(Data items)
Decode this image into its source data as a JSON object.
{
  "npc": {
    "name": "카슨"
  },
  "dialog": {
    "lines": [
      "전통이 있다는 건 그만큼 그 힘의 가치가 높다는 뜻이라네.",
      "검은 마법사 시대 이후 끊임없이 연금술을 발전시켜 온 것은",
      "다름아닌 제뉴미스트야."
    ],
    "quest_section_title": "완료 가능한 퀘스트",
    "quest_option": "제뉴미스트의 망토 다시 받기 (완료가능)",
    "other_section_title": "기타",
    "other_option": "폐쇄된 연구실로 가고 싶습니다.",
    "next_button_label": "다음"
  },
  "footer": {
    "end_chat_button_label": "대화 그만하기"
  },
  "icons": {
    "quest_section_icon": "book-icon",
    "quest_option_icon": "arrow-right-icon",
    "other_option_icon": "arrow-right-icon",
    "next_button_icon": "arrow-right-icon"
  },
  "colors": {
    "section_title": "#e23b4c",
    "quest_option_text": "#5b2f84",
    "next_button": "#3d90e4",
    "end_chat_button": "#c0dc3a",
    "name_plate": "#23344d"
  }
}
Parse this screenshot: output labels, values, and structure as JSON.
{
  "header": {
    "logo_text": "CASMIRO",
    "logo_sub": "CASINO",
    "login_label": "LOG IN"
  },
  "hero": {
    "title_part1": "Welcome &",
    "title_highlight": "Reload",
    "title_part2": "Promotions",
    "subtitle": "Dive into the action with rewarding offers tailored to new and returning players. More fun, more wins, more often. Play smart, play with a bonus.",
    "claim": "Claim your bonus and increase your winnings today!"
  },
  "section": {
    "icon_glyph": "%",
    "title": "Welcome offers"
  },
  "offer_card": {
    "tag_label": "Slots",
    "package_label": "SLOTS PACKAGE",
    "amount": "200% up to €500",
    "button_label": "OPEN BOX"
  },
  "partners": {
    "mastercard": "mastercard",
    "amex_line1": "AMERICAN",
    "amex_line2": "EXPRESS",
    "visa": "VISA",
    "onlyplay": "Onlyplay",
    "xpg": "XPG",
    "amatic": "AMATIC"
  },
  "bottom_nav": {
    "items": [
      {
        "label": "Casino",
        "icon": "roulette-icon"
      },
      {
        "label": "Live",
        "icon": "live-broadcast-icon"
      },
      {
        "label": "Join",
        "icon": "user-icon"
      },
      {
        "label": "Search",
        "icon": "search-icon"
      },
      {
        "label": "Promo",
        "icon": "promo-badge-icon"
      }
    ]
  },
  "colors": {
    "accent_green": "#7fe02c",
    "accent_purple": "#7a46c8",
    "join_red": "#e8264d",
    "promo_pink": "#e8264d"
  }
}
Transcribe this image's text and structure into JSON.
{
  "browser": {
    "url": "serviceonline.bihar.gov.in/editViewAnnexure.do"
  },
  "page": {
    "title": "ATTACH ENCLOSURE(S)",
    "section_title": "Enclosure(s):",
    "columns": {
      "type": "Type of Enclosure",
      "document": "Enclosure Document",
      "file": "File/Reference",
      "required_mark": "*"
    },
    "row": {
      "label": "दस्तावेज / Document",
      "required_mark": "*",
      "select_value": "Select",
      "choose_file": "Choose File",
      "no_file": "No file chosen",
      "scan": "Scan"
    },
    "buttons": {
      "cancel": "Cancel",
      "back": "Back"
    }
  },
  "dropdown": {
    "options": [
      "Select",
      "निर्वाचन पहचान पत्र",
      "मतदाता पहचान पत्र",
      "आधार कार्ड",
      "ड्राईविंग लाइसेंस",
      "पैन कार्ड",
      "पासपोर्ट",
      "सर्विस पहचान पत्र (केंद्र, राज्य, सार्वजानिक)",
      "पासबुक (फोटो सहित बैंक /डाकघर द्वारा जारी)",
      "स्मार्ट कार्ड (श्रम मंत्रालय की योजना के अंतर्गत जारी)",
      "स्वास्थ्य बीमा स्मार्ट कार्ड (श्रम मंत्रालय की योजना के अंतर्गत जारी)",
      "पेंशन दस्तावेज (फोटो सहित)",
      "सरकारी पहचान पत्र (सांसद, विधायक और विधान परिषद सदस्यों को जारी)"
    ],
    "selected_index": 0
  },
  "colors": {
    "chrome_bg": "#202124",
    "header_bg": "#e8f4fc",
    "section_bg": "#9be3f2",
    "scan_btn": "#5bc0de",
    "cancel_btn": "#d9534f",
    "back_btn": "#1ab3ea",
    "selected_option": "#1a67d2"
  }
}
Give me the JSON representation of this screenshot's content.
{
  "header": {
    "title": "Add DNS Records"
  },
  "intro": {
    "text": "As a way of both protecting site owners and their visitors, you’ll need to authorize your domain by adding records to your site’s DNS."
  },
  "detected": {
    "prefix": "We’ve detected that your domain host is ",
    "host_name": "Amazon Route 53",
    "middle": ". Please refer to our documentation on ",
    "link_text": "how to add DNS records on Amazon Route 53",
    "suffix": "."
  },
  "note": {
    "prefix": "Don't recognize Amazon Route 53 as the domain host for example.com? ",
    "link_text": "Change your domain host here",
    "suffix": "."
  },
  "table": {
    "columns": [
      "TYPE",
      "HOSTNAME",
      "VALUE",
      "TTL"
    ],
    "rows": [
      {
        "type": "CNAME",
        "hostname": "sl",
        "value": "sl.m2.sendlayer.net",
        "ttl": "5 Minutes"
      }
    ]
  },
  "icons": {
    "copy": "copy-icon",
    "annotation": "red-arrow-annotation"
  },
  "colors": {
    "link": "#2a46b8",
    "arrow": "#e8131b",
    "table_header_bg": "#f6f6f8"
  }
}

**TASK STATEMENT**
The records above are to be repeated exactly, in their entirety.

**OUTPUT FOR THIS TASK**
Decode this image into its source data as a JSON object.
{
  "npc": {
    "name": "카슨"
  },
  "dialog": {
    "lines": [
      "전통이 있다는 건 그만큼 그 힘의 가치가 높다는 뜻이라네.",
      "검은 마법사 시대 이후 끊임없이 연금술을 발전시켜 온 것은",
      "다름아닌 제뉴미스트야."
    ],
    "quest_section_title": "완료 가능한 퀘스트",
    "quest_option": "제뉴미스트의 망토 다시 받기 (완료가능)",
    "other_section_title": "기타",
    "other_option": "폐쇄된 연구실로 가고 싶습니다.",
    "next_button_label": "다음"
  },
  "footer": {
    "end_chat_button_label": "대화 그만하기"
  },
  "icons": {
    "quest_section_icon": "book-icon",
    "quest_option_icon": "arrow-right-icon",
    "other_option_icon": "arrow-right-icon",
    "next_button_icon": "arrow-right-icon"
  },
  "colors": {
    "section_title": "#e23b4c",
    "quest_option_text": "#5b2f84",
    "next_button": "#3d90e4",
    "end_chat_button": "#c0dc3a",
    "name_plate": "#23344d"
  }
}
Parse this screenshot: output labels, values, and structure as JSON.
{
  "header": {
    "logo_text": "CASMIRO",
    "logo_sub": "CASINO",
    "login_label": "LOG IN"
  },
  "hero": {
    "title_part1": "Welcome &",
    "title_highlight": "Reload",
    "title_part2": "Promotions",
    "subtitle": "Dive into the action with rewarding offers tailored to new and returning players. More fun, more wins, more often. Play smart, play with a bonus.",
    "claim": "Claim your bonus and increase your winnings today!"
  },
  "section": {
    "icon_glyph": "%",
    "title": "Welcome offers"
  },
  "offer_card": {
    "tag_label": "Slots",
    "package_label": "SLOTS PACKAGE",
    "amount": "200% up to €500",
    "button_label": "OPEN BOX"
  },
  "partners": {
    "mastercard": "mastercard",
    "amex_line1": "AMERICAN",
    "amex_line2": "EXPRESS",
    "visa": "VISA",
    "onlyplay": "Onlyplay",
    "xpg": "XPG",
    "amatic": "AMATIC"
  },
  "bottom_nav": {
    "items": [
      {
        "label": "Casino",
        "icon": "roulette-icon"
      },
      {
        "label": "Live",
        "icon": "live-broadcast-icon"
      },
      {
        "label": "Join",
        "icon": "user-icon"
      },
      {
        "label": "Search",
        "icon": "search-icon"
      },
      {
        "label": "Promo",
        "icon": "promo-badge-icon"
      }
    ]
  },
  "colors": {
    "accent_green": "#7fe02c",
    "accent_purple": "#7a46c8",
    "join_red": "#e8264d",
    "promo_pink": "#e8264d"
  }
}
Transcribe this image's text and structure into JSON.
{
  "browser": {
    "url": "serviceonline.bihar.gov.in/editViewAnnexure.do"
  },
  "page": {
    "title": "ATTACH ENCLOSURE(S)",
    "section_title": "Enclosure(s):",
    "columns": {
      "type": "Type of Enclosure",
      "document": "Enclosure Document",
      "file": "File/Reference",
      "required_mark": "*"
    },
    "row": {
      "label": "दस्तावेज / Document",
      "required_mark": "*",
      "select_value": "Select",
      "choose_file": "Choose File",
      "no_file": "No file chosen",
      "scan": "Scan"
    },
    "buttons": {
      "cancel": "Cancel",
      "back": "Back"
    }
  },
  "dropdown": {
    "options": [
      "Select",
      "निर्वाचन पहचान पत्र",
      "मतदाता पहचान पत्र",
      "आधार कार्ड",
      "ड्राईविंग लाइसेंस",
      "पैन कार्ड",
      "पासपोर्ट",
      "सर्विस पहचान पत्र (केंद्र, राज्य, सार्वजानिक)",
      "पासबुक (फोटो सहित बैंक /डाकघर द्वारा जारी)",
      "स्मार्ट कार्ड (श्रम मंत्रालय की योजना के अंतर्गत जारी)",
      "स्वास्थ्य बीमा स्मार्ट कार्ड (श्रम मंत्रालय की योजना के अंतर्गत जारी)",
      "पेंशन दस्तावेज (फोटो सहित)",
      "सरकारी पहचान पत्र (सांसद, विधायक और विधान परिषद सदस्यों को जारी)"
    ],
    "selected_index": 0
  },
  "colors": {
    "chrome_bg": "#202124",
    "header_bg": "#e8f4fc",
    "section_bg": "#9be3f2",
    "scan_btn": "#5bc0de",
    "cancel_btn": "#d9534f",
    "back_btn": "#1ab3ea",
    "selected_option": "#1a67d2"
  }
}
Give me the JSON representation of this screenshot's content.
{
  "header": {
    "title": "Add DNS Records"
  },
  "intro": {
    "text": "As a way of both protecting site owners and their visitors, you’ll need to authorize your domain by adding records to your site’s DNS."
  },
  "detected": {
    "prefix": "We’ve detected that your domain host is ",
    "host_name": "Amazon Route 53",
    "middle": ". Please refer to our documentation on ",
    "link_text": "how to add DNS records on Amazon Route 53",
    "suffix": "."
  },
  "note": {
    "prefix": "Don't recognize Amazon Route 53 as the domain host for example.com? ",
    "link_text": "Change your domain host here",
    "suffix": "."
  },
  "table": {
    "columns": [
      "TYPE",
      "HOSTNAME",
      "VALUE",
      "TTL"
    ],
    "rows": [
      {
        "type": "CNAME",
        "hostname": "sl",
        "value": "sl.m2.sendlayer.net",
        "ttl": "5 Minutes"
      }
    ]
  },
  "icons": {
    "copy": "copy-icon",
    "annotation": "red-arrow-annotation"
  },
  "colors": {
    "link": "#2a46b8",
    "arrow": "#e8131b",
    "table_header_bg": "#f6f6f8"
  }
}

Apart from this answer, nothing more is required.